--- What you are asked to do ---
Please count the lines in the listing below where the word "bøtten" appears. Give the number only.

--- Raw data ---
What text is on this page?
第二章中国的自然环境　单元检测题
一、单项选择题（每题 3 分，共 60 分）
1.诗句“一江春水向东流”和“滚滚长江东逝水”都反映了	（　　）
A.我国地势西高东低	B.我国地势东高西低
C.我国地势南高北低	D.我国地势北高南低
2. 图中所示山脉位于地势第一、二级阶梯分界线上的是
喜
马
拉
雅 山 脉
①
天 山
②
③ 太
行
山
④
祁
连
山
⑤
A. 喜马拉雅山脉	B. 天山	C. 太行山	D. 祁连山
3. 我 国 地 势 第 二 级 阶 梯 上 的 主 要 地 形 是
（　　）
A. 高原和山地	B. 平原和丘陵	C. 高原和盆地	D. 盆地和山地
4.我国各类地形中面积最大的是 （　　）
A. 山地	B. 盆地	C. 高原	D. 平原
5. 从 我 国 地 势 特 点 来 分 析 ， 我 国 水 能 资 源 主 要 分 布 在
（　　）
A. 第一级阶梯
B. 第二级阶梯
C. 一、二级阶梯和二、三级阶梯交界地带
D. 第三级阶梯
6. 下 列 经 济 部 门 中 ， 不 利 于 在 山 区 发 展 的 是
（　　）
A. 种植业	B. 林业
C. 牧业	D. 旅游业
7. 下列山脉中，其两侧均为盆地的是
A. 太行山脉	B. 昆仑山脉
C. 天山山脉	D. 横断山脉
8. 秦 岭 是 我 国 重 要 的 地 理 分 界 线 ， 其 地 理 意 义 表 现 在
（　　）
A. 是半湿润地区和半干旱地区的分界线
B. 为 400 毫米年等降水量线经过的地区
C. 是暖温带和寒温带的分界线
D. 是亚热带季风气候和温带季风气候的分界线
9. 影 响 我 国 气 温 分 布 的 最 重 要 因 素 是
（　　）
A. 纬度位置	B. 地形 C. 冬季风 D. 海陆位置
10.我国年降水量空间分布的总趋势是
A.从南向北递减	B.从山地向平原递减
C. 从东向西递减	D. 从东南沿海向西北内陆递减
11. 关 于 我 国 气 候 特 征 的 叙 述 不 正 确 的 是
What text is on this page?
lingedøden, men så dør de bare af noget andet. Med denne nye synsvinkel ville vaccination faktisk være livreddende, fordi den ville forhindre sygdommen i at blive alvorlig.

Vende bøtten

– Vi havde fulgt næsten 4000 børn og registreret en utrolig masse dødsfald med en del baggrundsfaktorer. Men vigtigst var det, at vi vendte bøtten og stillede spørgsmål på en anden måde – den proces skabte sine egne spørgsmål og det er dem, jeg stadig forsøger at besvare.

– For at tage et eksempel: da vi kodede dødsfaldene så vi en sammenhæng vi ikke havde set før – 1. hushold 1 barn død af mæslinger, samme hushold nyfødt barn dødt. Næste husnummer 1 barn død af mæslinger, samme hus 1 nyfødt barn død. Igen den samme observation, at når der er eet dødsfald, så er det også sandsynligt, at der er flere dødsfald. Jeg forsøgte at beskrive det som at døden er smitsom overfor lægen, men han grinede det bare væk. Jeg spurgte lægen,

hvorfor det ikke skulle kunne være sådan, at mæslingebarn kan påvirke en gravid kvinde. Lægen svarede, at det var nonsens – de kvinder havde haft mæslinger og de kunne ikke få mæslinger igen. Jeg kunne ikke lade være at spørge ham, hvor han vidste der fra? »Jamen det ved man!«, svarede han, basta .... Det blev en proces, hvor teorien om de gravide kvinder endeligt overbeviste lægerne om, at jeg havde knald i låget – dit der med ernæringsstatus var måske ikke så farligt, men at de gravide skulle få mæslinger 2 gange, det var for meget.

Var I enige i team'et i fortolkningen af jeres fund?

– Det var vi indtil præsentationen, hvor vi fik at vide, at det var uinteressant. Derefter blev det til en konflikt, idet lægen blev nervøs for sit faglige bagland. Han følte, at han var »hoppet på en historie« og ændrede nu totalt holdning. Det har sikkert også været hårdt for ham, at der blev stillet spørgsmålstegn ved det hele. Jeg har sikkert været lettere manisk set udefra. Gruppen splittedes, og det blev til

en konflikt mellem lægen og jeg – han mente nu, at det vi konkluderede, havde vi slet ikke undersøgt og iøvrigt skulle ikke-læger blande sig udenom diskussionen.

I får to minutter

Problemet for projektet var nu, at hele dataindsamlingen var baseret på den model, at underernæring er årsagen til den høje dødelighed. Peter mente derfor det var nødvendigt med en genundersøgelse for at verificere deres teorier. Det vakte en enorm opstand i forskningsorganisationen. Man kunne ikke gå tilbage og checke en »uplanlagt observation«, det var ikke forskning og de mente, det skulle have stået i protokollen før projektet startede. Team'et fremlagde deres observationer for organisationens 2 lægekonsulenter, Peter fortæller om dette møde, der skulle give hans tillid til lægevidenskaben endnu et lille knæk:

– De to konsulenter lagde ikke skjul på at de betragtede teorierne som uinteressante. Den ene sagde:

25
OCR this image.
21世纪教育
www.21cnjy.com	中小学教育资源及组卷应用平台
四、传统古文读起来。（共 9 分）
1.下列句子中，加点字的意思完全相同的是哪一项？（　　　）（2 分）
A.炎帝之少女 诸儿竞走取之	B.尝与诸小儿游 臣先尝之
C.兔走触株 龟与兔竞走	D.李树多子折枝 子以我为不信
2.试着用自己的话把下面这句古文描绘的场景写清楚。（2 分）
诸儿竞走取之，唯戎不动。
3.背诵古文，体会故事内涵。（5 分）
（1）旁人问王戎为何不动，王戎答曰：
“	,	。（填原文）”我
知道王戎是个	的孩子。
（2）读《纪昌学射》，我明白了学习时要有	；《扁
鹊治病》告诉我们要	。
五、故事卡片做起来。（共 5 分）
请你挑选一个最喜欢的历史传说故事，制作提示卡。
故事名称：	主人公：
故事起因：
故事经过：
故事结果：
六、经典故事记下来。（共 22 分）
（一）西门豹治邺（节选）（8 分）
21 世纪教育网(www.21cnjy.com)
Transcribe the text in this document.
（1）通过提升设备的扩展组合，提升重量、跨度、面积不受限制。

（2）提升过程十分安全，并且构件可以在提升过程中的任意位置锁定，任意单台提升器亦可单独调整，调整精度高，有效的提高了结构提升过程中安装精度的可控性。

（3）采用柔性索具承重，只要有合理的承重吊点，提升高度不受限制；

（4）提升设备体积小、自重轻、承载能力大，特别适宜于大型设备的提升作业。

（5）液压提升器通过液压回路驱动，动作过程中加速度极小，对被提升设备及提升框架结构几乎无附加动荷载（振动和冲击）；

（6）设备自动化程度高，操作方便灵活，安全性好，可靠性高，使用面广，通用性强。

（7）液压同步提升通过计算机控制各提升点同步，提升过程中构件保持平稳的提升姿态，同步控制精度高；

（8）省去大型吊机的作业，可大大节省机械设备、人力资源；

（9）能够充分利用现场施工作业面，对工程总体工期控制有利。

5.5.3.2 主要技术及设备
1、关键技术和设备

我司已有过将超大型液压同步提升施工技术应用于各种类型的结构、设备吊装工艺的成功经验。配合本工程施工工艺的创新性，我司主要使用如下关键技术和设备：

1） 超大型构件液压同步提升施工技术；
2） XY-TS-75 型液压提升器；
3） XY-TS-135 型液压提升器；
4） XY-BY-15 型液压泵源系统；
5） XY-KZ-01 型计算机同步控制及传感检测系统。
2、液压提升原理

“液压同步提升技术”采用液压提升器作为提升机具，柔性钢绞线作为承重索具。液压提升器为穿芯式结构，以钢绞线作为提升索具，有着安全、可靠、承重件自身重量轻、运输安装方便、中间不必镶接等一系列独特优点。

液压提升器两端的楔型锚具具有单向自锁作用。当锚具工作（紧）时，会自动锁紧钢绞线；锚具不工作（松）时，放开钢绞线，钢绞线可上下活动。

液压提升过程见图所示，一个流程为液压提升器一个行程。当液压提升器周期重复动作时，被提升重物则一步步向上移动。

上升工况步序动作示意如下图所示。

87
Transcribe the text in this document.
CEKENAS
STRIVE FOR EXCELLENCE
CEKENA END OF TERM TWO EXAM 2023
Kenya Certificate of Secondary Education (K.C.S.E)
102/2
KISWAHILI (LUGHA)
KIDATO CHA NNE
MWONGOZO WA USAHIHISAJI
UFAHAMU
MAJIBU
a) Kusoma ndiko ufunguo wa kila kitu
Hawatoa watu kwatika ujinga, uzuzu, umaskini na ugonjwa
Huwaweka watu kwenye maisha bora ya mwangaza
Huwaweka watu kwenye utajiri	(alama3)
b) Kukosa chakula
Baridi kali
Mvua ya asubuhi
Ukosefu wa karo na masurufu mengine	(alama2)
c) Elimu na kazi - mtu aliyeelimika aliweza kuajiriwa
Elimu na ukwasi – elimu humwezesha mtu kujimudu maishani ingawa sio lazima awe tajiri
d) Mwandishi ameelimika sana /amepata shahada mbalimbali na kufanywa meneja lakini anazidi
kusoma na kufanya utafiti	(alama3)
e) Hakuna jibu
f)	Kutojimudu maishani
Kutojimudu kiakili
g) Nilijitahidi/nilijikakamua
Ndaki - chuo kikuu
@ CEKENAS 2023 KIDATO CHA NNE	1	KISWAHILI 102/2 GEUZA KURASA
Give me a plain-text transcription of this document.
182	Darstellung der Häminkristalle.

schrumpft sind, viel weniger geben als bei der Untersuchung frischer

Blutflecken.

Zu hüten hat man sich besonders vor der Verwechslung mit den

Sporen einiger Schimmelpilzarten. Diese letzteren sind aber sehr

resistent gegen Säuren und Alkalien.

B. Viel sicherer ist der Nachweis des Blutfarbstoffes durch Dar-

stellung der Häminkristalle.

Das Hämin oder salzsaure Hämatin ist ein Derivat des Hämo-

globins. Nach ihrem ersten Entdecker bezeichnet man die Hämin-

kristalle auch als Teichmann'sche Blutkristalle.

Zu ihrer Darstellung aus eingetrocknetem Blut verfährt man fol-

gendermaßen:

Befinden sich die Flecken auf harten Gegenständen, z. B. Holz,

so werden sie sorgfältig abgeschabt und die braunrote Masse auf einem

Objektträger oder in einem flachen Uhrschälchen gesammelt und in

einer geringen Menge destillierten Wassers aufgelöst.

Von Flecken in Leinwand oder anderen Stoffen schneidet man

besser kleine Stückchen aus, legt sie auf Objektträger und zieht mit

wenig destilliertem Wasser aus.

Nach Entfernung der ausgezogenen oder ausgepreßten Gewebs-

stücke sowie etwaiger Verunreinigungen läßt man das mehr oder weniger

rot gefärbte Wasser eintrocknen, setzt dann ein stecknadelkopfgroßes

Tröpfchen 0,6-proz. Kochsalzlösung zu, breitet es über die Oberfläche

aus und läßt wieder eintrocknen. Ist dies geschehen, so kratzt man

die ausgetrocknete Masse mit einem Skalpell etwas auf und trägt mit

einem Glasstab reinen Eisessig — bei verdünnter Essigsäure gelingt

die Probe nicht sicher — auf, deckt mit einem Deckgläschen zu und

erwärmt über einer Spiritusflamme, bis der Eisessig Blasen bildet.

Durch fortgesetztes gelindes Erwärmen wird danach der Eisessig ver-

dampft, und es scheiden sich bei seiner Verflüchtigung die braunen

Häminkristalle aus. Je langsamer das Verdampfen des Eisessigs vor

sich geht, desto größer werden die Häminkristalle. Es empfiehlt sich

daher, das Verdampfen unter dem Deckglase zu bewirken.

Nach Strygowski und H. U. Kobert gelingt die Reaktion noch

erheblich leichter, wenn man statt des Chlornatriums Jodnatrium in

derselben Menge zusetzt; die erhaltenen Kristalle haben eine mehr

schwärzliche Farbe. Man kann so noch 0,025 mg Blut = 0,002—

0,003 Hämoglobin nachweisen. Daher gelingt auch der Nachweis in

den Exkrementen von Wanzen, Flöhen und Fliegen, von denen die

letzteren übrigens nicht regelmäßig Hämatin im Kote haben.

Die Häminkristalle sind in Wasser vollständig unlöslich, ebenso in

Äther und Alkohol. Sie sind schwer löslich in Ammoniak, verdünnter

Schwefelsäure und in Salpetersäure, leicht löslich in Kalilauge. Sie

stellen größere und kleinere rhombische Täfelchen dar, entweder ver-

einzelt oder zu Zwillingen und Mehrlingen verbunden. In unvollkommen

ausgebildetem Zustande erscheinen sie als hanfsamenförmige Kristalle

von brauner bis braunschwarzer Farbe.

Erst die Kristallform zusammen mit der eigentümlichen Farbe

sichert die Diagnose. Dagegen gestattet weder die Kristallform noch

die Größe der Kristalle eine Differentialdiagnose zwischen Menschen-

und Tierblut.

--- Answer for the task ---
2